[Records from a dataset]
──────
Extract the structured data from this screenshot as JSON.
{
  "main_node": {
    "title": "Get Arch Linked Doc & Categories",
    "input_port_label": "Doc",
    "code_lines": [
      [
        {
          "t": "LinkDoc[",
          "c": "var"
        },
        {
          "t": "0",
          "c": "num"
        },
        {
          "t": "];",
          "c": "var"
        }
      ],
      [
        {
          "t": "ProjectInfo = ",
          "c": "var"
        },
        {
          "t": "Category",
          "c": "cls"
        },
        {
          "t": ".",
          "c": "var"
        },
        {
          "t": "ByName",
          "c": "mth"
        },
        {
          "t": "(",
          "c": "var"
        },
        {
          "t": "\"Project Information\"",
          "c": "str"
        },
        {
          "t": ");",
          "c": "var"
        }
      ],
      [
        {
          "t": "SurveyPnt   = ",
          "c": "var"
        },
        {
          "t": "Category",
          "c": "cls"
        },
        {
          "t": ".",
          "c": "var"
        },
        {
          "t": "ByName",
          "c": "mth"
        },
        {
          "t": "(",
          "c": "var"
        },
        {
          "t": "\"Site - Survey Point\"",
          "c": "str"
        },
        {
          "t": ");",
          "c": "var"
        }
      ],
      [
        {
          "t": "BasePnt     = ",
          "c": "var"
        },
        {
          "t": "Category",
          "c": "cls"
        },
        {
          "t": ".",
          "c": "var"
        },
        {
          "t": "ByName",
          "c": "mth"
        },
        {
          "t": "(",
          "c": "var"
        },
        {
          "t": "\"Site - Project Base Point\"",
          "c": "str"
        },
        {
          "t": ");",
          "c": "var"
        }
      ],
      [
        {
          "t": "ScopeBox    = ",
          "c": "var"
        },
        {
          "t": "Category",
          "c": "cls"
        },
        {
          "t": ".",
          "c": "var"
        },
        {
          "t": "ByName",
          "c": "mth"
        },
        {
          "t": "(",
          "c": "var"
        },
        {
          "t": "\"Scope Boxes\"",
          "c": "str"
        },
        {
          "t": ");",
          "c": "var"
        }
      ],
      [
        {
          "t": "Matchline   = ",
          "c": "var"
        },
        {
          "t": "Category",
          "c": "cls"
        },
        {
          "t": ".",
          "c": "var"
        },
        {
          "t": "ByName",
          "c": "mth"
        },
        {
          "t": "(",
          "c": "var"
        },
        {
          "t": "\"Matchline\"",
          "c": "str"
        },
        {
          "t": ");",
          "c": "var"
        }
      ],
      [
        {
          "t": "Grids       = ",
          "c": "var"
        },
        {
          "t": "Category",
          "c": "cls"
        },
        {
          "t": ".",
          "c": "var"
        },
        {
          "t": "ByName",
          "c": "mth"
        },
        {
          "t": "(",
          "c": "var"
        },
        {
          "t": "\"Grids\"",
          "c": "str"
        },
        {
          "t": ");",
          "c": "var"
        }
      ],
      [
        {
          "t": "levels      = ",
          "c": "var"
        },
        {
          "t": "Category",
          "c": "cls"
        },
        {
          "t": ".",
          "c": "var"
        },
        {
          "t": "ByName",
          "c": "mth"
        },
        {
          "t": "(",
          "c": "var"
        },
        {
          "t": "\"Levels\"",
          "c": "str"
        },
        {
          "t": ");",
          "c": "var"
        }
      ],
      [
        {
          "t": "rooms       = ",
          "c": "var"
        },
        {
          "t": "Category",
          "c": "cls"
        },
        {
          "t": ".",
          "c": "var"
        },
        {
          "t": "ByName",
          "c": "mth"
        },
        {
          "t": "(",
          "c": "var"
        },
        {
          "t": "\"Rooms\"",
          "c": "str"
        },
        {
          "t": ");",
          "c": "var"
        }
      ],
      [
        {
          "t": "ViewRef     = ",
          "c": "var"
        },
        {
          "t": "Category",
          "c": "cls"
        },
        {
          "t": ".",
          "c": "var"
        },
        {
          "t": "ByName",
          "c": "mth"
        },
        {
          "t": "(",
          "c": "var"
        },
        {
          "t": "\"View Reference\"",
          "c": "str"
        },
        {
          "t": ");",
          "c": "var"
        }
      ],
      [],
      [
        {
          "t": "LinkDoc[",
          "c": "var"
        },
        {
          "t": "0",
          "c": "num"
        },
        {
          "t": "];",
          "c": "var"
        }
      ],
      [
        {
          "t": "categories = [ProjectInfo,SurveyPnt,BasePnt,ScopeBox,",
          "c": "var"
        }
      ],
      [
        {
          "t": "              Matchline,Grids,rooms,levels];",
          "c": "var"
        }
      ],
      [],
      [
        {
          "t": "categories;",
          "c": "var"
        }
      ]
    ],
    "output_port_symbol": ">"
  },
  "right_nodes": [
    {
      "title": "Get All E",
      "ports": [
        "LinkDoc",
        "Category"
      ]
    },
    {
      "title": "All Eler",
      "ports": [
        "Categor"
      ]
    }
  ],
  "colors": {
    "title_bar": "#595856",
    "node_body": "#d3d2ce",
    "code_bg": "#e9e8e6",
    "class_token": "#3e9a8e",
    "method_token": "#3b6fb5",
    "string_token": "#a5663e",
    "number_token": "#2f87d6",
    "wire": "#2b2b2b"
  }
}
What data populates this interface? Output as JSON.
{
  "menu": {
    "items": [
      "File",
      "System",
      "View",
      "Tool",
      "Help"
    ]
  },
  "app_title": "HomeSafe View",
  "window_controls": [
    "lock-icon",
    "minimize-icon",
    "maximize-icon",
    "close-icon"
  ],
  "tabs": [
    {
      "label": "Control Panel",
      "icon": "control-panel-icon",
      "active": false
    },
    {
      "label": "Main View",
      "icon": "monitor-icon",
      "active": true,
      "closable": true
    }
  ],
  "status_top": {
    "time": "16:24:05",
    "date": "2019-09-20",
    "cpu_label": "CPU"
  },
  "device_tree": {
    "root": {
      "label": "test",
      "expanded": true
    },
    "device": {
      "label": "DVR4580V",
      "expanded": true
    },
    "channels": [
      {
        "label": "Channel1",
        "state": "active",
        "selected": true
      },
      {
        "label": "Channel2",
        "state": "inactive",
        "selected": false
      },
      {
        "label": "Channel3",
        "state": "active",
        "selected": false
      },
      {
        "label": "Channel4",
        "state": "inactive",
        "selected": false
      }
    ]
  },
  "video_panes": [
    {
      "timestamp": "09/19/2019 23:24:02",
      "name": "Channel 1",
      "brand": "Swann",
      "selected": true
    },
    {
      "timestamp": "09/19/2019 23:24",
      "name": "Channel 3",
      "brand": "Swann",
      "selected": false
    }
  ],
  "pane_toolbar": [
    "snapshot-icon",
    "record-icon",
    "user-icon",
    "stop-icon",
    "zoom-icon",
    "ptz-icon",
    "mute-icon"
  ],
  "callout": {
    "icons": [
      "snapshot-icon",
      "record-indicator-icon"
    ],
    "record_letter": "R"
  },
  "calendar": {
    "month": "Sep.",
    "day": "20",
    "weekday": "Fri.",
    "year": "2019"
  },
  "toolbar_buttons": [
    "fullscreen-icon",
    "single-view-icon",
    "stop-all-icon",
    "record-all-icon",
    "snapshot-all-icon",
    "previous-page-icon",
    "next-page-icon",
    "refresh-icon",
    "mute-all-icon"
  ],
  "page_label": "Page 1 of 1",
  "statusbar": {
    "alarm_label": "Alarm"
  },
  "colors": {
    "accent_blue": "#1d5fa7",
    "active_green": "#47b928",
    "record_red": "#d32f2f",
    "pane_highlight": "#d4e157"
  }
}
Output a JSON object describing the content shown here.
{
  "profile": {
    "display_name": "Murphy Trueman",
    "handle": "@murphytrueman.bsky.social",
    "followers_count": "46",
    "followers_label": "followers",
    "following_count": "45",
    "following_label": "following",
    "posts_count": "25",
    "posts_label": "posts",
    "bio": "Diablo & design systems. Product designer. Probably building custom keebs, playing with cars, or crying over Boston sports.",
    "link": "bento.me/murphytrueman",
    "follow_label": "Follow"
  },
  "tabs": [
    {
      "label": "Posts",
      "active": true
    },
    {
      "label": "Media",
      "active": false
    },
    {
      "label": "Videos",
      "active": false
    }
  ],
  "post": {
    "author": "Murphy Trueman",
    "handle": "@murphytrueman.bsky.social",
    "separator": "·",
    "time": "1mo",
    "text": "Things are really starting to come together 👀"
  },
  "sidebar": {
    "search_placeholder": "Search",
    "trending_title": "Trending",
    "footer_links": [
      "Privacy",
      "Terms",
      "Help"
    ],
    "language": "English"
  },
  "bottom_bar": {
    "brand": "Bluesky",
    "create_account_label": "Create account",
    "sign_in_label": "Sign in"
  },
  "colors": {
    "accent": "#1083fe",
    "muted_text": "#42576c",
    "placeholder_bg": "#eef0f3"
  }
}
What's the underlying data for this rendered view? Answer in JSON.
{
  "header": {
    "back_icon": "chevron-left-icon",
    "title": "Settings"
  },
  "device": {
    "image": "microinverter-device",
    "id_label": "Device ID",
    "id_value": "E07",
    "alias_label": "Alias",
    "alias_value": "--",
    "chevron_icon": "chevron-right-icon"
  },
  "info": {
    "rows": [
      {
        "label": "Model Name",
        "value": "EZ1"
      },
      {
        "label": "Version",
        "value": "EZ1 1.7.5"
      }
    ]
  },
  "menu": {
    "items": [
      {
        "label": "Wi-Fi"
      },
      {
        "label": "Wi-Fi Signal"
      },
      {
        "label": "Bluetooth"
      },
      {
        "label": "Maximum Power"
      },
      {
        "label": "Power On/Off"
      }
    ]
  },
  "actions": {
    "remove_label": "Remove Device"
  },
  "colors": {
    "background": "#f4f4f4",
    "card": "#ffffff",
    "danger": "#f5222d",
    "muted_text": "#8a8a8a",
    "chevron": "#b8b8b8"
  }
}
──────
Can you quote exactly the lines from the one containing "What's the underlying" through the last line of the records above, and nothing else?

Exercise result:
What's the underlying data for this rendered view? Answer in JSON.
{
  "header": {
    "back_icon": "chevron-left-icon",
    "title": "Settings"
  },
  "device": {
    "image": "microinverter-device",
    "id_label": "Device ID",
    "id_value": "E07",
    "alias_label": "Alias",
    "alias_value": "--",
    "chevron_icon": "chevron-right-icon"
  },
  "info": {
    "rows": [
      {
        "label": "Model Name",
        "value": "EZ1"
      },
      {
        "label": "Version",
        "value": "EZ1 1.7.5"
      }
    ]
  },
  "menu": {
    "items": [
      {
        "label": "Wi-Fi"
      },
      {
        "label": "Wi-Fi Signal"
      },
      {
        "label": "Bluetooth"
      },
      {
        "label": "Maximum Power"
      },
      {
        "label": "Power On/Off"
      }
    ]
  },
  "actions": {
    "remove_label": "Remove Device"
  },
  "colors": {
    "background": "#f4f4f4",
    "card": "#ffffff",
    "danger": "#f5222d",
    "muted_text": "#8a8a8a",
    "chevron": "#b8b8b8"
  }
}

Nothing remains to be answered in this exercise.